> [Records shown]
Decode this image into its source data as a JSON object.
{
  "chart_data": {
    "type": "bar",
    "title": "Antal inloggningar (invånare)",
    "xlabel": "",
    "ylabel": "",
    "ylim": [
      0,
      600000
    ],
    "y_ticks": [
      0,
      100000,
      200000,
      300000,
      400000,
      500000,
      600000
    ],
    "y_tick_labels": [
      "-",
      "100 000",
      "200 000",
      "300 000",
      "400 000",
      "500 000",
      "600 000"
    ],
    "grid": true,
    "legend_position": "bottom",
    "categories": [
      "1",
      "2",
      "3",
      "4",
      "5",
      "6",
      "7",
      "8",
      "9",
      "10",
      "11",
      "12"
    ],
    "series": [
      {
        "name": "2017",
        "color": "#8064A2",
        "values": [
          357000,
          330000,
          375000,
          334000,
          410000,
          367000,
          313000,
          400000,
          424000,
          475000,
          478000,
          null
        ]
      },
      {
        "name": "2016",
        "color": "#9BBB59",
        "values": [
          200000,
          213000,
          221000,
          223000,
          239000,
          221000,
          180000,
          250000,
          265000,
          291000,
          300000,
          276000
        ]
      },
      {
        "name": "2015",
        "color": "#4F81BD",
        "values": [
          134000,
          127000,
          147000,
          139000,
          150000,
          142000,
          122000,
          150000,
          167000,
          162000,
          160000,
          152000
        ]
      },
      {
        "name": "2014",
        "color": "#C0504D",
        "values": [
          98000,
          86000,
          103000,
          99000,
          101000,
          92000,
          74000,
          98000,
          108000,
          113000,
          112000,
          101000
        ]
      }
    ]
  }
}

==

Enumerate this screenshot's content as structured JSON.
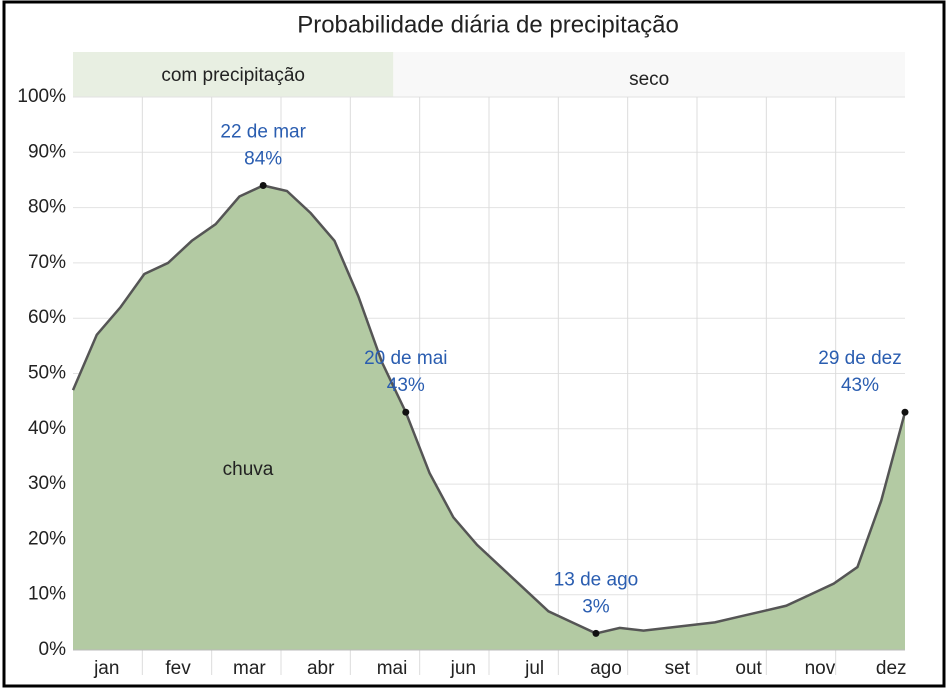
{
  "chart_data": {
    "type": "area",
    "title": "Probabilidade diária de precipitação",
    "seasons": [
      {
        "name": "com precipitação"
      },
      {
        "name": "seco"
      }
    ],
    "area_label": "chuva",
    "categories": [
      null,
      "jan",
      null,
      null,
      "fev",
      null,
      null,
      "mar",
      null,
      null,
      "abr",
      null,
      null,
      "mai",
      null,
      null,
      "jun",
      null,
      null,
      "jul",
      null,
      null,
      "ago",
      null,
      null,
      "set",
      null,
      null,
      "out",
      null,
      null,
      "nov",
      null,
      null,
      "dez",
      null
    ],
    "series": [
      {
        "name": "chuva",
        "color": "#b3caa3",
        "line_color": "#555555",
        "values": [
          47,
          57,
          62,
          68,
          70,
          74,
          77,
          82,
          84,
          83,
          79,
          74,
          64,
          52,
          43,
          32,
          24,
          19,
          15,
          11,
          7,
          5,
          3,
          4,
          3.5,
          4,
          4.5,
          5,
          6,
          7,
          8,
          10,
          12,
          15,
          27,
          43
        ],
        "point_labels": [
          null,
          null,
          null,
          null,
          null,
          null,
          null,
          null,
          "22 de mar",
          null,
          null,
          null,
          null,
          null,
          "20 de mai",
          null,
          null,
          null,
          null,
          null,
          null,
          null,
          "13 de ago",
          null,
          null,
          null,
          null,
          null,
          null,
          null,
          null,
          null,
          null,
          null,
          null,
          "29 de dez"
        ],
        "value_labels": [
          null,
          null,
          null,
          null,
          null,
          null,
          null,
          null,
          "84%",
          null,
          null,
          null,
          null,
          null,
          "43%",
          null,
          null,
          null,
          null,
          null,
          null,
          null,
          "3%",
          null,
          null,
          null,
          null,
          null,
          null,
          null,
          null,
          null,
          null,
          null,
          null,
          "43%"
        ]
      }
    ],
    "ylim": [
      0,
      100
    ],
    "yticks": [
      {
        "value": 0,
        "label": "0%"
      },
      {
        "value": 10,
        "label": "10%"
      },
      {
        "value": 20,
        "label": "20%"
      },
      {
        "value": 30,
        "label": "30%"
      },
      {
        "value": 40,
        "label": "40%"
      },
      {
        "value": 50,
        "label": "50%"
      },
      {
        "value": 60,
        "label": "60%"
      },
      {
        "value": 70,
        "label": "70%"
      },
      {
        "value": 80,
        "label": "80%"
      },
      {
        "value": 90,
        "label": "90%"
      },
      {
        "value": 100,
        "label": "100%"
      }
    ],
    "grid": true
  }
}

> [What you will do]
Which lines in the data above contain "title"? Show each one.

> [Result of this exercise]
    "title": "Antal inloggningar (invånare)",
    "title": "Probabilidade diária de precipitação",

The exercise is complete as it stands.